Survey said No.

The City of Rochester’s advertisement
indicating the option to “watch online”

Even after the cameras were pulled from the public forum that was advertised as being streamed online and a constituent was denied ADA access to an ASL interpreter and constituents pleaded to reschedule the meeting Councilmember Michael Patterson, chair of the Neighborhood and Business Development Committee and representative of pushed through and held the event anyway. In doing so he denied the community access to critical information.

All members of council were present Thursday, August 11, to witness testimony from constituents documenting their need for more time, information, equity, and accountability. They had copies of this community survey information at their desks:

Council knew the community did not have enough information.

A selection of comments from the over 40 “Additional Comments” collected through 8/10/22:

  • I’ve seen signs around town and have specifically put in several hours over the course of the past few weeks trying to learn about the BID and have come up woefully short. And for reference although it shouldn’t matter, I am a physician so I’ve had quite a bit of post graduate education and have been quite politically engaged for the last decade. And if I’ve not been able to find information I guarantee the others in our community do not understand this. I would like a more transparent process in our downtown.

--- SHORT PROBLEM 1 ---
Print the passage about the Rochester council meeting exactly, starting with "A selection of" and going on through "in our downtown.".
The text and the listing are unrelated to each other.

(Element-and-box listings)

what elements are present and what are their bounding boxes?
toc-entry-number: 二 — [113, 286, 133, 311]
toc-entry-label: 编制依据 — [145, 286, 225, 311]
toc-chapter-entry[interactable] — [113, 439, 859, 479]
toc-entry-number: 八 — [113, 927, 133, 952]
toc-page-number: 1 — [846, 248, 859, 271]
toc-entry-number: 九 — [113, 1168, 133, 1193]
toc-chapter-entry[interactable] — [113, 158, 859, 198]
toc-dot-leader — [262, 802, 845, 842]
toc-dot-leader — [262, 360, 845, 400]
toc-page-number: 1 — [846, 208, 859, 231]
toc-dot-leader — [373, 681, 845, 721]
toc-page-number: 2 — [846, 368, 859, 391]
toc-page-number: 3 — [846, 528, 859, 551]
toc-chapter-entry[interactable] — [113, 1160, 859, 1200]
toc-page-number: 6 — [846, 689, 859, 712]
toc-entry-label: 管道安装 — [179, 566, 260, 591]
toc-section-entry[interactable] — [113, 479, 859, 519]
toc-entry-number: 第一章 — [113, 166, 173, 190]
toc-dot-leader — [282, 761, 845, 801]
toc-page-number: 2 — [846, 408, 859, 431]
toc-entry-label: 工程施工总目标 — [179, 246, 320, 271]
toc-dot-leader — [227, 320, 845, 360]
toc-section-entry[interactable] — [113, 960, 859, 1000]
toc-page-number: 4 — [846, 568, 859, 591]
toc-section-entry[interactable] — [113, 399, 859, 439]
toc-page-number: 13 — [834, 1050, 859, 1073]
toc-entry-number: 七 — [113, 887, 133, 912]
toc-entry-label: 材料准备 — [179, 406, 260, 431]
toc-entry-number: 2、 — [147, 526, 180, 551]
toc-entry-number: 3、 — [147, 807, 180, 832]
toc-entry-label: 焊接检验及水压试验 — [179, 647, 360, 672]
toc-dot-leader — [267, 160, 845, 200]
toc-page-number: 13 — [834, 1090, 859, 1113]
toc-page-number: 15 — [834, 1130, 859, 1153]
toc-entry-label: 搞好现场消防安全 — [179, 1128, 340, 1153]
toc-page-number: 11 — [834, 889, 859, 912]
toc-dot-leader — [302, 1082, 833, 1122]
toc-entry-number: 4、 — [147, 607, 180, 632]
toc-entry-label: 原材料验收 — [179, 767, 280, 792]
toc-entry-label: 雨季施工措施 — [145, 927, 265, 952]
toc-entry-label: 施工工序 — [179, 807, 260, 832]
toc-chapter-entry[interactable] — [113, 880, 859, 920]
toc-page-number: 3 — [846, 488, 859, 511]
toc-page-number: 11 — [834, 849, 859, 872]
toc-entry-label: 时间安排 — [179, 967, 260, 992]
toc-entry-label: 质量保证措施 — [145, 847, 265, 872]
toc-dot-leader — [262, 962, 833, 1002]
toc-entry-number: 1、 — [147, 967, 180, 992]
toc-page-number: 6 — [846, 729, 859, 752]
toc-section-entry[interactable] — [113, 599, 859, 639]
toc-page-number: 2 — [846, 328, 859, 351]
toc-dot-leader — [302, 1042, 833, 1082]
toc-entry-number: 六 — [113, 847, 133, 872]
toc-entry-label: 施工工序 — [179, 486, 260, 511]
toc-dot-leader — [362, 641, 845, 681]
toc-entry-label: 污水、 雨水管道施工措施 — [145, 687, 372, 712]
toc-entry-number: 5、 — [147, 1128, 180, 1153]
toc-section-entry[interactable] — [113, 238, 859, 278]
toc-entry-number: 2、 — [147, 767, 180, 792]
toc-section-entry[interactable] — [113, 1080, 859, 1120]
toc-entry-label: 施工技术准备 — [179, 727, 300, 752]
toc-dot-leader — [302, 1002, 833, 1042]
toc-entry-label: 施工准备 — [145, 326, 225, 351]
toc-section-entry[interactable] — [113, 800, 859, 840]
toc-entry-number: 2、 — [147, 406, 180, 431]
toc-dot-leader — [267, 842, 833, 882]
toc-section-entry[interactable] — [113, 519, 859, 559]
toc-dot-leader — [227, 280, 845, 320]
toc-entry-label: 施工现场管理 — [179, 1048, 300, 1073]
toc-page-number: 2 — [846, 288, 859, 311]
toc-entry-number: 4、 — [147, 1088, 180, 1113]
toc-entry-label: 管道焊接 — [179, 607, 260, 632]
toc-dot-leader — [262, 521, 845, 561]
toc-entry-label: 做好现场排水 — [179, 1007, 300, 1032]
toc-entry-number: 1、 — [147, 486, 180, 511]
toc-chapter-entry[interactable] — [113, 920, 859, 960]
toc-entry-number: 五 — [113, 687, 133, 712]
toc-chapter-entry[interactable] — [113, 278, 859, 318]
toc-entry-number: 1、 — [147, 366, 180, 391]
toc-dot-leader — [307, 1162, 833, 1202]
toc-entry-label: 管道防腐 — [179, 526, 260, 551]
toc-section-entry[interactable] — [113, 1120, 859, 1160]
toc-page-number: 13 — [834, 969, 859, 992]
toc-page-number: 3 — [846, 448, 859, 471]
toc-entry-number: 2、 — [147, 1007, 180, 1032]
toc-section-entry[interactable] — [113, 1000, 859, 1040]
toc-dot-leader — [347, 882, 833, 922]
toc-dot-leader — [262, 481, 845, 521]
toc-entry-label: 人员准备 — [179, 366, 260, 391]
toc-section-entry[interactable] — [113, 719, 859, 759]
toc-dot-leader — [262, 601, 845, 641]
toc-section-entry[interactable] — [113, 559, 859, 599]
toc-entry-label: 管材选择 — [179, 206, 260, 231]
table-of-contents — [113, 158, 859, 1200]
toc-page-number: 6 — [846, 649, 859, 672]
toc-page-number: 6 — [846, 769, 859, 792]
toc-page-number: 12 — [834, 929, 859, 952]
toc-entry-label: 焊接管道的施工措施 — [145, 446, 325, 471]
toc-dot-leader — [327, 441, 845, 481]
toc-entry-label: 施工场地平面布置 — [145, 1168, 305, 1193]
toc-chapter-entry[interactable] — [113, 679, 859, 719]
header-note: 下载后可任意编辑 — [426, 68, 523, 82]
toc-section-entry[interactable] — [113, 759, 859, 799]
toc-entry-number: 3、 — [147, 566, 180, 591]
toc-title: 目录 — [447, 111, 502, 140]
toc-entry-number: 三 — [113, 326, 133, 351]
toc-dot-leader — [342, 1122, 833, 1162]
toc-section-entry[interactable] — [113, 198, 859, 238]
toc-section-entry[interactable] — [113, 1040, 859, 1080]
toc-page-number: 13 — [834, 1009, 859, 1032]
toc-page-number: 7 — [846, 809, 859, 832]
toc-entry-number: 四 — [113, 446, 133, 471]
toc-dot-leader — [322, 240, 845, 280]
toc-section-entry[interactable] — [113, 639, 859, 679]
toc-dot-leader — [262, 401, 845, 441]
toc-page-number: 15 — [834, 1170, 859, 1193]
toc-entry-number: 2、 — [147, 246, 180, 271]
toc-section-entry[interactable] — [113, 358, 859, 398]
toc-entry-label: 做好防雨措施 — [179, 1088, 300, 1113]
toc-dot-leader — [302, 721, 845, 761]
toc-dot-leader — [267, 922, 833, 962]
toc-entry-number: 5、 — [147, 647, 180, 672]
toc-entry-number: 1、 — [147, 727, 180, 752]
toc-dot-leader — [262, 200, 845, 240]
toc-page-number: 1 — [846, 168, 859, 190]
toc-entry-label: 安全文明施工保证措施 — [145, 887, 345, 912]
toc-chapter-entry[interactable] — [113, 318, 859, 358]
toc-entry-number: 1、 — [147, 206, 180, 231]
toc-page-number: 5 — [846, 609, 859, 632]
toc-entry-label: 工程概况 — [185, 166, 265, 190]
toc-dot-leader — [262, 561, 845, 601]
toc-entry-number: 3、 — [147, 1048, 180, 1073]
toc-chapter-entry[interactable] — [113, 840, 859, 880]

--- SHORT PROBLEM 2 ---
Update the listing, starting with its first line and going on through the line with "toc-section-entry[interactable] — [113, 960, 859, 1000]", by changing "toc-dot-leader" to "toc-leader-line" and keeping everything else the same. Return only those lines.

--- WRITTEN REPLY 1 ---
A selection of comments from the over 40 “Additional Comments” collected through 8/10/22:

  • I’ve seen signs around town and have specifically put in several hours over the course of the past few weeks trying to learn about the BID and have come up woefully short. And for reference although it shouldn’t matter, I am a physician so I’ve had quite a bit of post graduate education and have been quite politically engaged for the last decade. And if I’ve not been able to find information I guarantee the others in our community do not understand this. I would like a more transparent process in our downtown.

--- WRITTEN REPLY 2 ---
what elements are present and what are their bounding boxes?
toc-entry-number: 二 — [113, 286, 133, 311]
toc-entry-label: 编制依据 — [145, 286, 225, 311]
toc-chapter-entry[interactable] — [113, 439, 859, 479]
toc-entry-number: 八 — [113, 927, 133, 952]
toc-page-number: 1 — [846, 248, 859, 271]
toc-entry-number: 九 — [113, 1168, 133, 1193]
toc-chapter-entry[interactable] — [113, 158, 859, 198]
toc-leader-line — [262, 802, 845, 842]
toc-leader-line — [262, 360, 845, 400]
toc-page-number: 1 — [846, 208, 859, 231]
toc-leader-line — [373, 681, 845, 721]
toc-page-number: 2 — [846, 368, 859, 391]
toc-page-number: 3 — [846, 528, 859, 551]
toc-chapter-entry[interactable] — [113, 1160, 859, 1200]
toc-page-number: 6 — [846, 689, 859, 712]
toc-entry-label: 管道安装 — [179, 566, 260, 591]
toc-section-entry[interactable] — [113, 479, 859, 519]
toc-entry-number: 第一章 — [113, 166, 173, 190]
toc-leader-line — [282, 761, 845, 801]
toc-page-number: 2 — [846, 408, 859, 431]
toc-entry-label: 工程施工总目标 — [179, 246, 320, 271]
toc-leader-line — [227, 320, 845, 360]
toc-section-entry[interactable] — [113, 960, 859, 1000]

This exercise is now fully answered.